Filter these entries so that only lines with the word "screenshot" remain.

*Data supplied*
[BEGIN]

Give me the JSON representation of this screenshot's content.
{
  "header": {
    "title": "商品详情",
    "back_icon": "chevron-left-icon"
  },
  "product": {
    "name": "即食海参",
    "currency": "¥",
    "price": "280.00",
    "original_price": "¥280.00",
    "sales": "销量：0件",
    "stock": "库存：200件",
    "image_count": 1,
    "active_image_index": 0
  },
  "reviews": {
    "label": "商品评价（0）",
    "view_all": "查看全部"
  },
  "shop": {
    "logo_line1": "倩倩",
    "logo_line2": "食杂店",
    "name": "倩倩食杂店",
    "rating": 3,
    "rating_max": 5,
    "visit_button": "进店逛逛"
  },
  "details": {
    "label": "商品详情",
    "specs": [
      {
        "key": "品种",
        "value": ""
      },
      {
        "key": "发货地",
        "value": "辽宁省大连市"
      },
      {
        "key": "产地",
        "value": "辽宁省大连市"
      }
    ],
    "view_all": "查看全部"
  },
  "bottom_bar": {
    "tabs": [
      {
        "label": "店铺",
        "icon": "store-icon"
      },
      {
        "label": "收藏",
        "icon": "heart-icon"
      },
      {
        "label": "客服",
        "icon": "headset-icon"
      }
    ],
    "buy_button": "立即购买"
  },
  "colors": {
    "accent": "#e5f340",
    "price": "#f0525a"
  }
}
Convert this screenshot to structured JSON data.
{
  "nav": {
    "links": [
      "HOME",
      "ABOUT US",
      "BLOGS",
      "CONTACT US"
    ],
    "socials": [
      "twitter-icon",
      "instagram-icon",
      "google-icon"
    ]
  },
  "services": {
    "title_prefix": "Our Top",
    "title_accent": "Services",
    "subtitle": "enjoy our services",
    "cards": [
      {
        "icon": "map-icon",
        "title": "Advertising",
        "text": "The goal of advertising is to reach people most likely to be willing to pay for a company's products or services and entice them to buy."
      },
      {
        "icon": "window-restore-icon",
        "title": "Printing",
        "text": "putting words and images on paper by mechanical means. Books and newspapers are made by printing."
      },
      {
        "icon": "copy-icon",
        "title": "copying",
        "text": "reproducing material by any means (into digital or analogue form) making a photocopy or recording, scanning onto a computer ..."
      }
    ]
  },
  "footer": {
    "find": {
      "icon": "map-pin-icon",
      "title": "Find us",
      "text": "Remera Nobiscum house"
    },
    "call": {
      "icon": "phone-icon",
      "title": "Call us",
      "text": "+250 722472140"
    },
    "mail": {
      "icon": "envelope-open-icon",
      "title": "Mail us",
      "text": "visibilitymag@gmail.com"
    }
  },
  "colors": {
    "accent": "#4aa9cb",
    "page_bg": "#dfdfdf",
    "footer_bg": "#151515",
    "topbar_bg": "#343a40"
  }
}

[END]

*Complete response*
Give me the JSON representation of this screenshot's content.
Convert this screenshot to structured JSON data.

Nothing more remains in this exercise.